## Stated task
Reproduce every record below exactly as it appears.

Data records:
######

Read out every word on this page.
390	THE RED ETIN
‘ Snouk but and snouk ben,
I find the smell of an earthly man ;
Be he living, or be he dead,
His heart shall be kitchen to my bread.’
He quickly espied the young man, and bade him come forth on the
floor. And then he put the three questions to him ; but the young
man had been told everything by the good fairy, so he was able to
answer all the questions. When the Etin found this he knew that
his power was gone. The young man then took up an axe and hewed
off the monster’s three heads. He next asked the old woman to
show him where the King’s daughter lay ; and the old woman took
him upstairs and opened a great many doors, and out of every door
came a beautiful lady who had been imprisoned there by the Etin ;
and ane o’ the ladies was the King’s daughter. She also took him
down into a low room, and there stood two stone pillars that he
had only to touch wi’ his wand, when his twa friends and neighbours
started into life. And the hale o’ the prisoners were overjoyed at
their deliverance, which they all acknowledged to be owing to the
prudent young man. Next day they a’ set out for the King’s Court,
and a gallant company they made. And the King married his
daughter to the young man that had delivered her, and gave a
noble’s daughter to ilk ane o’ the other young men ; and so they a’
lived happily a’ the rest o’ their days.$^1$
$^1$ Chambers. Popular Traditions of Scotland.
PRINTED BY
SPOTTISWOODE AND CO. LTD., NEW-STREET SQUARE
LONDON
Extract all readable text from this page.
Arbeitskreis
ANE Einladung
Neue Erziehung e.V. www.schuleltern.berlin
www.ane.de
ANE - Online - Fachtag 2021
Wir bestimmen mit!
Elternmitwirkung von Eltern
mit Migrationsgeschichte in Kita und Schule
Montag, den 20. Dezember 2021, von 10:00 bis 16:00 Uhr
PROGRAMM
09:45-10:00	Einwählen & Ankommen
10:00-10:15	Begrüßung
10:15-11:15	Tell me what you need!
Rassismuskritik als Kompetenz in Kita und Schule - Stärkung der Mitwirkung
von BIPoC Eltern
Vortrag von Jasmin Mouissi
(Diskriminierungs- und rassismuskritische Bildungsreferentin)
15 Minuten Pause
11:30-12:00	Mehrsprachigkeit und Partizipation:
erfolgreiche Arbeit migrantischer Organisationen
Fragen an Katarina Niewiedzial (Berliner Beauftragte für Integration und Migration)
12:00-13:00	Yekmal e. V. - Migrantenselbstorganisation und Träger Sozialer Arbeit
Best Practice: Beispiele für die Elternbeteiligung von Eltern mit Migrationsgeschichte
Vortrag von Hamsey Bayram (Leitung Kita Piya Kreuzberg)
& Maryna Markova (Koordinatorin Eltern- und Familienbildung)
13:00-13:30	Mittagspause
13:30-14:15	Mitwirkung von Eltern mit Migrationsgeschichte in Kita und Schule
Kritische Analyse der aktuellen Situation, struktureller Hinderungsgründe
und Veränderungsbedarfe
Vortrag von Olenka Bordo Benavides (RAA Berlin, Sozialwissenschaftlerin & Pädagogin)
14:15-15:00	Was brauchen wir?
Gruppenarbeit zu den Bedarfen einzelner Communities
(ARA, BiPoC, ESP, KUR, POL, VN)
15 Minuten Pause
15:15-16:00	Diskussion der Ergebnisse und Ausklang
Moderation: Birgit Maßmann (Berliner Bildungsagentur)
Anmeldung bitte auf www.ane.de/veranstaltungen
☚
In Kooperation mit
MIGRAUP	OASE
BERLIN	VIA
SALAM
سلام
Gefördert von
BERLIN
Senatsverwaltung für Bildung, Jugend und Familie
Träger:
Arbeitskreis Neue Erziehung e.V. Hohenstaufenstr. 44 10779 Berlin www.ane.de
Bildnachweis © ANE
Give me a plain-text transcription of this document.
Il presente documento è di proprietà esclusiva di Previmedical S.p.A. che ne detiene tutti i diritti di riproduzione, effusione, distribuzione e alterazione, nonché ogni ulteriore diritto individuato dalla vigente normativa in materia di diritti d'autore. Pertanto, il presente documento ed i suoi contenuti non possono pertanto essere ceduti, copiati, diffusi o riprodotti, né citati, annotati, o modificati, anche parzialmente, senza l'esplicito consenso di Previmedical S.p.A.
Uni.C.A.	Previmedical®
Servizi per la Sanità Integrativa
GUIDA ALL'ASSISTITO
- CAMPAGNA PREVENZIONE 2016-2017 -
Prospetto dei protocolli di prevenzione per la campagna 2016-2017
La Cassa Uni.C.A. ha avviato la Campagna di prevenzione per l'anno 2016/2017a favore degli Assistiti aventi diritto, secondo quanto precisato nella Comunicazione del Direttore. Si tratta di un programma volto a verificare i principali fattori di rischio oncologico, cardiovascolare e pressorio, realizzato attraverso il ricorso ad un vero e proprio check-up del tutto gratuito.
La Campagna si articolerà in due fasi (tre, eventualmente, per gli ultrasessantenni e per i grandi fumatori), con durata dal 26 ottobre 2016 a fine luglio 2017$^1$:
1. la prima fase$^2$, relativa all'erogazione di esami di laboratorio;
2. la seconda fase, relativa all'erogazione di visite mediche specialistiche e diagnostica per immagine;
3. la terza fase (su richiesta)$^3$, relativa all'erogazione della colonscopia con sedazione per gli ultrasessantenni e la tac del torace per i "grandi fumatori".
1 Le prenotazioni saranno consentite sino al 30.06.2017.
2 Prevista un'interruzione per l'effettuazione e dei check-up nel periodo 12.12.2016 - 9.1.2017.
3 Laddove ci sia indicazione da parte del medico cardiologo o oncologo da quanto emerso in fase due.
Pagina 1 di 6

######

## Result of the task
Read out every word on this page.
390	THE RED ETIN
‘ Snouk but and snouk ben,
I find the smell of an earthly man ;
Be he living, or be he dead,
His heart shall be kitchen to my bread.’
He quickly espied the young man, and bade him come forth on the
floor. And then he put the three questions to him ; but the young
man had been told everything by the good fairy, so he was able to
answer all the questions. When the Etin found this he knew that
his power was gone. The young man then took up an axe and hewed
off the monster’s three heads. He next asked the old woman to
show him where the King’s daughter lay ; and the old woman took
him upstairs and opened a great many doors, and out of every door
came a beautiful lady who had been imprisoned there by the Etin ;
and ane o’ the ladies was the King’s daughter. She also took him
down into a low room, and there stood two stone pillars that he
had only to touch wi’ his wand, when his twa friends and neighbours
started into life. And the hale o’ the prisoners were overjoyed at
their deliverance, which they all acknowledged to be owing to the
prudent young man. Next day they a’ set out for the King’s Court,
and a gallant company they made. And the King married his
daughter to the young man that had delivered her, and gave a
noble’s daughter to ilk ane o’ the other young men ; and so they a’
lived happily a’ the rest o’ their days.$^1$
$^1$ Chambers. Popular Traditions of Scotland.
PRINTED BY
SPOTTISWOODE AND CO. LTD., NEW-STREET SQUARE
LONDON
Extract all readable text from this page.
Arbeitskreis
ANE Einladung
Neue Erziehung e.V. www.schuleltern.berlin
www.ane.de
ANE - Online - Fachtag 2021
Wir bestimmen mit!
Elternmitwirkung von Eltern
mit Migrationsgeschichte in Kita und Schule
Montag, den 20. Dezember 2021, von 10:00 bis 16:00 Uhr
PROGRAMM
09:45-10:00	Einwählen & Ankommen
10:00-10:15	Begrüßung
10:15-11:15	Tell me what you need!
Rassismuskritik als Kompetenz in Kita und Schule - Stärkung der Mitwirkung
von BIPoC Eltern
Vortrag von Jasmin Mouissi
(Diskriminierungs- und rassismuskritische Bildungsreferentin)
15 Minuten Pause
11:30-12:00	Mehrsprachigkeit und Partizipation:
erfolgreiche Arbeit migrantischer Organisationen
Fragen an Katarina Niewiedzial (Berliner Beauftragte für Integration und Migration)
12:00-13:00	Yekmal e. V. - Migrantenselbstorganisation und Träger Sozialer Arbeit
Best Practice: Beispiele für die Elternbeteiligung von Eltern mit Migrationsgeschichte
Vortrag von Hamsey Bayram (Leitung Kita Piya Kreuzberg)
& Maryna Markova (Koordinatorin Eltern- und Familienbildung)
13:00-13:30	Mittagspause
13:30-14:15	Mitwirkung von Eltern mit Migrationsgeschichte in Kita und Schule
Kritische Analyse der aktuellen Situation, struktureller Hinderungsgründe
und Veränderungsbedarfe
Vortrag von Olenka Bordo Benavides (RAA Berlin, Sozialwissenschaftlerin & Pädagogin)
14:15-15:00	Was brauchen wir?
Gruppenarbeit zu den Bedarfen einzelner Communities
(ARA, BiPoC, ESP, KUR, POL, VN)
15 Minuten Pause
15:15-16:00	Diskussion der Ergebnisse und Ausklang
Moderation: Birgit Maßmann (Berliner Bildungsagentur)
Anmeldung bitte auf www.ane.de/veranstaltungen
☚
In Kooperation mit
MIGRAUP	OASE
BERLIN	VIA
SALAM
سلام
Gefördert von
BERLIN
Senatsverwaltung für Bildung, Jugend und Familie
Träger:
Arbeitskreis Neue Erziehung e.V. Hohenstaufenstr. 44 10779 Berlin www.ane.de
Bildnachweis © ANE
Give me a plain-text transcription of this document.
Il presente documento è di proprietà esclusiva di Previmedical S.p.A. che ne detiene tutti i diritti di riproduzione, effusione, distribuzione e alterazione, nonché ogni ulteriore diritto individuato dalla vigente normativa in materia di diritti d'autore. Pertanto, il presente documento ed i suoi contenuti non possono pertanto essere ceduti, copiati, diffusi o riprodotti, né citati, annotati, o modificati, anche parzialmente, senza l'esplicito consenso di Previmedical S.p.A.
Uni.C.A.	Previmedical®
Servizi per la Sanità Integrativa
GUIDA ALL'ASSISTITO
- CAMPAGNA PREVENZIONE 2016-2017 -
Prospetto dei protocolli di prevenzione per la campagna 2016-2017
La Cassa Uni.C.A. ha avviato la Campagna di prevenzione per l'anno 2016/2017a favore degli Assistiti aventi diritto, secondo quanto precisato nella Comunicazione del Direttore. Si tratta di un programma volto a verificare i principali fattori di rischio oncologico, cardiovascolare e pressorio, realizzato attraverso il ricorso ad un vero e proprio check-up del tutto gratuito.
La Campagna si articolerà in due fasi (tre, eventualmente, per gli ultrasessantenni e per i grandi fumatori), con durata dal 26 ottobre 2016 a fine luglio 2017$^1$:
1. la prima fase$^2$, relativa all'erogazione di esami di laboratorio;
2. la seconda fase, relativa all'erogazione di visite mediche specialistiche e diagnostica per immagine;
3. la terza fase (su richiesta)$^3$, relativa all'erogazione della colonscopia con sedazione per gli ultrasessantenni e la tac del torace per i "grandi fumatori".
1 Le prenotazioni saranno consentite sino al 30.06.2017.
2 Prevista un'interruzione per l'effettuazione e dei check-up nel periodo 12.12.2016 - 9.1.2017.
3 Laddove ci sia indicazione da parte del medico cardiologo o oncologo da quanto emerso in fase due.
Pagina 1 di 6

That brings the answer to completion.